Problem description: Could you transcribe the material below exactly, without leaving out a single line?

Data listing
━━━━

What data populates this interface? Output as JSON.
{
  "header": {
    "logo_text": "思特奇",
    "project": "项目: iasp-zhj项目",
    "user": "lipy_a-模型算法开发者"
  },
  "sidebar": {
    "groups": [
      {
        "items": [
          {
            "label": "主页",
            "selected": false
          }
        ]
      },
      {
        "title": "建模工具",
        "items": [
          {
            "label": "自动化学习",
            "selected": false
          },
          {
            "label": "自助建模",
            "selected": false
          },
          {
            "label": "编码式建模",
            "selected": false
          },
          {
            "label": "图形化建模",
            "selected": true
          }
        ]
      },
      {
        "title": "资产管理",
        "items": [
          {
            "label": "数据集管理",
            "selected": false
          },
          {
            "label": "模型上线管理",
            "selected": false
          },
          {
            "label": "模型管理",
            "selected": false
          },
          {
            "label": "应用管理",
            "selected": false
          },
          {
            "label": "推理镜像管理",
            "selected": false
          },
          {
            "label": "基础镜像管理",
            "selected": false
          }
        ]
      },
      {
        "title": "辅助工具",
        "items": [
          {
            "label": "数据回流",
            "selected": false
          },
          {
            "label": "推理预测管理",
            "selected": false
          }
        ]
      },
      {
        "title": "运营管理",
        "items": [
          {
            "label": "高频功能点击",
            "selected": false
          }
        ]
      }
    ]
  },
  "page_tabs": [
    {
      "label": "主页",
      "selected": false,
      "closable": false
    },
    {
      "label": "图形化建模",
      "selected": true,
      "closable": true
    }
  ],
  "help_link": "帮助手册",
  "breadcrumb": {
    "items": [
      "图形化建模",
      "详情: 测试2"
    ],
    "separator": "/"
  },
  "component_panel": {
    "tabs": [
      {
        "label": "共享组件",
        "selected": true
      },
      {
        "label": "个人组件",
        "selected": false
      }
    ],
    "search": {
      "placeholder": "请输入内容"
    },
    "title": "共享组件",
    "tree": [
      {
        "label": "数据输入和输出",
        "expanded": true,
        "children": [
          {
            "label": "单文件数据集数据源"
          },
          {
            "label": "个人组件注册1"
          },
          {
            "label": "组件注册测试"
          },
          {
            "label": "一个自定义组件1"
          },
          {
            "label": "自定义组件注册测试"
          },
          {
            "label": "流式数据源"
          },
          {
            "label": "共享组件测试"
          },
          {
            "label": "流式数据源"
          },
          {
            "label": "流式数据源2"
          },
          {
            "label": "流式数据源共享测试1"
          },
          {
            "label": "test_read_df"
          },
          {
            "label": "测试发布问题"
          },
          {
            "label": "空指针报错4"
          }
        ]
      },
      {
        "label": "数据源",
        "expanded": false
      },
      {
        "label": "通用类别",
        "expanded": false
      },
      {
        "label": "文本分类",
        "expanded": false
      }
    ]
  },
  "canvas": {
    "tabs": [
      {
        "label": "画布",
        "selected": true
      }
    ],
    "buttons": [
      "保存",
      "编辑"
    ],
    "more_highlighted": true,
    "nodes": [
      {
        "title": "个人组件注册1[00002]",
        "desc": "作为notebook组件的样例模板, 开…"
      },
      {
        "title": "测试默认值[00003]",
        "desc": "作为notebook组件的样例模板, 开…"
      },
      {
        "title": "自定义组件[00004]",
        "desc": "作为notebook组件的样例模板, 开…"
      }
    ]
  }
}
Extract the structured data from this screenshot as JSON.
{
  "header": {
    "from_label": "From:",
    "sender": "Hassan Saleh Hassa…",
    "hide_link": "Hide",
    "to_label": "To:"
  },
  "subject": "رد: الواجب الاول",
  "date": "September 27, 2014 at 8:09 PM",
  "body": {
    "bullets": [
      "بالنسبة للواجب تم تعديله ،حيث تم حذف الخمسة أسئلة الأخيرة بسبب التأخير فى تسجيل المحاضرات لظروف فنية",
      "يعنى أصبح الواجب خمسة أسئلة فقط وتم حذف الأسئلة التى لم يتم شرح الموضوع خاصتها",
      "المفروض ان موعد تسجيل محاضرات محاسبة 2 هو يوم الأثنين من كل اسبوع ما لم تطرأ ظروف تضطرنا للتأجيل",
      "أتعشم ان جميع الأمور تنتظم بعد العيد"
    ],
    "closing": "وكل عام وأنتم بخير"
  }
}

━━━━

Written reply:
What data populates this interface? Output as JSON.
{
  "header": {
    "logo_text": "思特奇",
    "project": "项目: iasp-zhj项目",
    "user": "lipy_a-模型算法开发者"
  },
  "sidebar": {
    "groups": [
      {
        "items": [
          {
            "label": "主页",
            "selected": false
          }
        ]
      },
      {
        "title": "建模工具",
        "items": [
          {
            "label": "自动化学习",
            "selected": false
          },
          {
            "label": "自助建模",
            "selected": false
          },
          {
            "label": "编码式建模",
            "selected": false
          },
          {
            "label": "图形化建模",
            "selected": true
          }
        ]
      },
      {
        "title": "资产管理",
        "items": [
          {
            "label": "数据集管理",
            "selected": false
          },
          {
            "label": "模型上线管理",
            "selected": false
          },
          {
            "label": "模型管理",
            "selected": false
          },
          {
            "label": "应用管理",
            "selected": false
          },
          {
            "label": "推理镜像管理",
            "selected": false
          },
          {
            "label": "基础镜像管理",
            "selected": false
          }
        ]
      },
      {
        "title": "辅助工具",
        "items": [
          {
            "label": "数据回流",
            "selected": false
          },
          {
            "label": "推理预测管理",
            "selected": false
          }
        ]
      },
      {
        "title": "运营管理",
        "items": [
          {
            "label": "高频功能点击",
            "selected": false
          }
        ]
      }
    ]
  },
  "page_tabs": [
    {
      "label": "主页",
      "selected": false,
      "closable": false
    },
    {
      "label": "图形化建模",
      "selected": true,
      "closable": true
    }
  ],
  "help_link": "帮助手册",
  "breadcrumb": {
    "items": [
      "图形化建模",
      "详情: 测试2"
    ],
    "separator": "/"
  },
  "component_panel": {
    "tabs": [
      {
        "label": "共享组件",
        "selected": true
      },
      {
        "label": "个人组件",
        "selected": false
      }
    ],
    "search": {
      "placeholder": "请输入内容"
    },
    "title": "共享组件",
    "tree": [
      {
        "label": "数据输入和输出",
        "expanded": true,
        "children": [
          {
            "label": "单文件数据集数据源"
          },
          {
            "label": "个人组件注册1"
          },
          {
            "label": "组件注册测试"
          },
          {
            "label": "一个自定义组件1"
          },
          {
            "label": "自定义组件注册测试"
          },
          {
            "label": "流式数据源"
          },
          {
            "label": "共享组件测试"
          },
          {
            "label": "流式数据源"
          },
          {
            "label": "流式数据源2"
          },
          {
            "label": "流式数据源共享测试1"
          },
          {
            "label": "test_read_df"
          },
          {
            "label": "测试发布问题"
          },
          {
            "label": "空指针报错4"
          }
        ]
      },
      {
        "label": "数据源",
        "expanded": false
      },
      {
        "label": "通用类别",
        "expanded": false
      },
      {
        "label": "文本分类",
        "expanded": false
      }
    ]
  },
  "canvas": {
    "tabs": [
      {
        "label": "画布",
        "selected": true
      }
    ],
    "buttons": [
      "保存",
      "编辑"
    ],
    "more_highlighted": true,
    "nodes": [
      {
        "title": "个人组件注册1[00002]",
        "desc": "作为notebook组件的样例模板, 开…"
      },
      {
        "title": "测试默认值[00003]",
        "desc": "作为notebook组件的样例模板, 开…"
      },
      {
        "title": "自定义组件[00004]",
        "desc": "作为notebook组件的样例模板, 开…"
      }
    ]
  }
}
Extract the structured data from this screenshot as JSON.
{
  "header": {
    "from_label": "From:",
    "sender": "Hassan Saleh Hassa…",
    "hide_link": "Hide",
    "to_label": "To:"
  },
  "subject": "رد: الواجب الاول",
  "date": "September 27, 2014 at 8:09 PM",
  "body": {
    "bullets": [
      "بالنسبة للواجب تم تعديله ،حيث تم حذف الخمسة أسئلة الأخيرة بسبب التأخير فى تسجيل المحاضرات لظروف فنية",
      "يعنى أصبح الواجب خمسة أسئلة فقط وتم حذف الأسئلة التى لم يتم شرح الموضوع خاصتها",
      "المفروض ان موعد تسجيل محاضرات محاسبة 2 هو يوم الأثنين من كل اسبوع ما لم تطرأ ظروف تضطرنا للتأجيل",
      "أتعشم ان جميع الأمور تنتظم بعد العيد"
    ],
    "closing": "وكل عام وأنتم بخير"
  }
}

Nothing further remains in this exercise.